Document excerpt:
Arzette: The Jewel of Faramore

There are a lot of games that rest on nostalgic visuals, but this is the first one to hearken back to the notorious Philips CD-i. Arzette’s intentionally campy visuals are the main draw, but let’s not overlook the gameplay, which plays a lot like one of the earlier Shantae games and offers a lot of opportunity for exploration. Still, this is a game meant for those with a taste for the absurdity of early and obscure titles, so try not to take it too seriously — no one did back in the day.

Berserk Boy

There are a lot of 2D platformers in the world, and it takes some real effort to stand out. Berserk Boy tackles this well-trod genre with panache, speed, and a lot of love. It features everything you’d ever want from a game like this — tight controls, big levels with mechanical variety and plenty of secrets, multiple forms with different skill sets, and plenty of colorful bosses. If you are a fan of Mega Man, this is the game you’ve been waiting for, bar none.

Source for all images: Steam.

CorpoNation: The Sorting Process

CorpoNation is a game that invites you to imagine a job worse than yours — one where life and work are just one blurry continuum. Confined to an office building/city state, your goal is to avoid getting fired while helping a secretive band of disgruntled employees learn what’s really going on. Perfect for fans of Papers, Please and the Orwell games, CorpoNation is a narrative experience that satirizes everything from overly sunny corporate culture to the petty greed of the video game industry.

Death of a Wish

Few games have an art style that suits the story quite as well as Death of a Wish. The dark, scratchy visuals are a perfect complement to the tale of a former chosen one seeking to destroy the cult that was once his family. It’s a challenging game with a combat system that demands skillful timing and strategic thinking, but for anyone with the patience and skill to master it, there’s a lot of depth here. A good pick for anyone who wants a blend of action and narrative.

Fantastic Fist

I’m not normally a fan of physics-based gameplay, but Fantastic Fist takes an interesting approach to it, coupling physics with puzzle platforming. It employs a keyboard-and-mouse control scheme that allows the player to move and manipulate objects at the same time, a system which is flexible and intuitive. But the strongest element is the level design, which features a wide range of mechanics that are novel but easy to understand. It’s a good mix of old-school design and new-school features.

Dataset entries
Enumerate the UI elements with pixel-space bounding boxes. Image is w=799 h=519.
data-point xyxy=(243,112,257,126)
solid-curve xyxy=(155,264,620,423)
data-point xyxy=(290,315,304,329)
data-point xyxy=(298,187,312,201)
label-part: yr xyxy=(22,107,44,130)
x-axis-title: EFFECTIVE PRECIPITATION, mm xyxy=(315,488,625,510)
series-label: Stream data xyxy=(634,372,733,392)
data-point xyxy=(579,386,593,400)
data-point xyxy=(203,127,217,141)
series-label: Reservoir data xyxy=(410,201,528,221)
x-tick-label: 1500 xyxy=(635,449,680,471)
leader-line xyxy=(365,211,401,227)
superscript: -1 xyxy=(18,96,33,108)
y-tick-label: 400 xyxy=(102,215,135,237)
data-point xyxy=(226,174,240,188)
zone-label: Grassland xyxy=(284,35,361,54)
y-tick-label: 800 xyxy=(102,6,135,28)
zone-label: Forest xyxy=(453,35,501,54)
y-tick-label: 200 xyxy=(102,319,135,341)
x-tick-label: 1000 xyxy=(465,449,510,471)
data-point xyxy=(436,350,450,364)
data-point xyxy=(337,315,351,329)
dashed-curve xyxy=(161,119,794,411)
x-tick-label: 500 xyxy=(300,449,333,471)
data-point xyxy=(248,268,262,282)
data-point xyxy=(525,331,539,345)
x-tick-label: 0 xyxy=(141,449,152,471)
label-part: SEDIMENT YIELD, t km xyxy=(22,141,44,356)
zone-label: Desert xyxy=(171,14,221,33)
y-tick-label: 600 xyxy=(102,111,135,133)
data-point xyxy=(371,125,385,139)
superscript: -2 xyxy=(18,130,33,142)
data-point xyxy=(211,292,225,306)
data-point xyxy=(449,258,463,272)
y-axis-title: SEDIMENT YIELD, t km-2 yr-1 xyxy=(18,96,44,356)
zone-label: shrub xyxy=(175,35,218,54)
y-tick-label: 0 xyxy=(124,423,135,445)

Requirement 1: Summarize the game reviews in two sentences.
Requirement 2: Continue the game reviews from the point where they stop.

Task answer 1: The reviews recommend Arzette: The Jewel of Faramore, an exploration game that plays like an early Shantae title and has campy visuals recalling the Philips CD-i; Berserk Boy, a fast, tightly controlled 2D platformer aimed at Mega Man fans; and CorpoNation: The Sorting Process, a narrative game that satirizes corporate culture and the video game industry. They also cover Death of a Wish, a challenging action game whose dark, scratchy art suits its story of a former chosen one fighting a cult, and Fantastic Fist, a physics-based puzzle platformer with keyboard-and-mouse controls and inventive level design.

Task answer 2:
Source for all images: Steam.

Roots of Yggdrasil

Roots of Yggdrasil takes two growing genres — city builders and deckbuilders — and merges them into something new and compelling. Sure, it’ll take a few rounds to get a handle on these new mechanics, but from there it’s a game full of well-designed puzzles with flexibile solutions. It’s challenging enough to maintain interest without being as unforgiving as deckbuilders tend to be. The game also includes an emergent narrative, the kind of thing that we don’t normally see with either of its inspirations.

The Thaumaturge

The Thaumaturge was one of this year’s most anticipated games, and it’s easy to see why. It’s a visually stunning game with a twisting plot, built around a combination of detection and RPG mechanics with a lot of viable combat builds. It really hits a sweet spot between the gameplay and storytelling of computer and console RPGs, having the openness of the former and the tight, compelling narratives of the latter. If you are an RPG fan, you owe it to yourself to give this one a look.

The Universim

For those who want something bigger than a mere city builder, the Universim grants an opportunity to build an entire world and then explore beyond it. A game very much in the vein of old-school god games, the Universim is a particularly detailed and even quite beautiful simulator that has the player advance from directly controlling events in a village to delegating actions across the universe. It’s a fantastic choice for anyone who wants the kind of classic game that one could play forever.